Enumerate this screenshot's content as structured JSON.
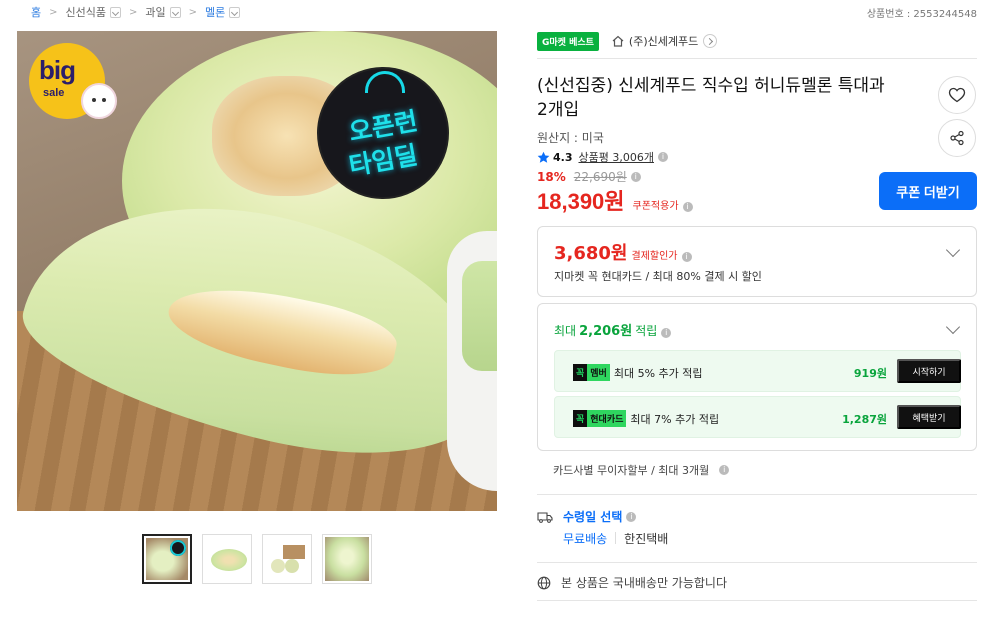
{
  "breadcrumb": {
    "home": "홈",
    "level1": "신선식품",
    "level2": "과일",
    "level3": "멜론"
  },
  "product_number": "상품번호 : 2553244548",
  "main_image": {
    "badge_big": "big",
    "badge_sale": "sale",
    "promo_line1": "오픈런",
    "promo_line2": "타임딜"
  },
  "thumbnails": [
    "thumb-1",
    "thumb-2",
    "thumb-3",
    "thumb-4"
  ],
  "seller": {
    "best_tag": "G마켓 베스트",
    "name": "(주)신세계푸드"
  },
  "product": {
    "title": "(신선집중) 신세계푸드 직수입 허니듀멜론 특대과 2개입",
    "origin": "원산지 : 미국",
    "rating": "4.3",
    "review_count": "상품평 3,006개",
    "discount": "18%",
    "original_price": "22,690원",
    "price": "18,390원",
    "price_note": "쿠폰적용가"
  },
  "coupon_button": "쿠폰 더받기",
  "payment_discount": {
    "amount": "3,680원",
    "label": "결제할인가",
    "desc": "지마켓 꼭 현대카드 / 최대 80% 결제 시 할인"
  },
  "reward": {
    "prefix": "최대",
    "amount": "2,206원",
    "suffix": "적립",
    "items": [
      {
        "tag1": "꼭",
        "tag2": "멤버",
        "text": "최대 5% 추가 적립",
        "points": "919원",
        "button": "시작하기"
      },
      {
        "tag1": "꼭",
        "tag2": "현대카드",
        "text": "최대 7% 추가 적립",
        "points": "1,287원",
        "button": "혜택받기"
      }
    ]
  },
  "installment": "카드사별 무이자할부 / 최대 3개월",
  "shipping": {
    "title": "수령일 선택",
    "free": "무료배송",
    "carrier": "한진택배"
  },
  "domestic_notice": "본 상품은 국내배송만 가능합니다",
  "colors": {
    "accent_red": "#e5261f",
    "accent_blue": "#0b6ef8",
    "accent_green": "#09a43c"
  }
}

==================================================

▶ [Stated problem] Repeat every record precisely. Any picture among them stays out of the copy.

▶ [Response to the task]
Enumerate this screenshot's content as structured JSON.
{
  "breadcrumb": {
    "home": "홈",
    "level1": "신선식품",
    "level2": "과일",
    "level3": "멜론"
  },
  "product_number": "상품번호 : 2553244548",
  "main_image": {
    "badge_big": "big",
    "badge_sale": "sale",
    "promo_line1": "오픈런",
    "promo_line2": "타임딜"
  },
  "thumbnails": [
    "thumb-1",
    "thumb-2",
    "thumb-3",
    "thumb-4"
  ],
  "seller": {
    "best_tag": "G마켓 베스트",
    "name": "(주)신세계푸드"
  },
  "product": {
    "title": "(신선집중) 신세계푸드 직수입 허니듀멜론 특대과 2개입",
    "origin": "원산지 : 미국",
    "rating": "4.3",
    "review_count": "상품평 3,006개",
    "discount": "18%",
    "original_price": "22,690원",
    "price": "18,390원",
    "price_note": "쿠폰적용가"
  },
  "coupon_button": "쿠폰 더받기",
  "payment_discount": {
    "amount": "3,680원",
    "label": "결제할인가",
    "desc": "지마켓 꼭 현대카드 / 최대 80% 결제 시 할인"
  },
  "reward": {
    "prefix": "최대",
    "amount": "2,206원",
    "suffix": "적립",
    "items": [
      {
        "tag1": "꼭",
        "tag2": "멤버",
        "text": "최대 5% 추가 적립",
        "points": "919원",
        "button": "시작하기"
      },
      {
        "tag1": "꼭",
        "tag2": "현대카드",
        "text": "최대 7% 추가 적립",
        "points": "1,287원",
        "button": "혜택받기"
      }
    ]
  },
  "installment": "카드사별 무이자할부 / 최대 3개월",
  "shipping": {
    "title": "수령일 선택",
    "free": "무료배송",
    "carrier": "한진택배"
  },
  "domestic_notice": "본 상품은 국내배송만 가능합니다",
  "colors": {
    "accent_red": "#e5261f",
    "accent_blue": "#0b6ef8",
    "accent_green": "#09a43c"
  }
}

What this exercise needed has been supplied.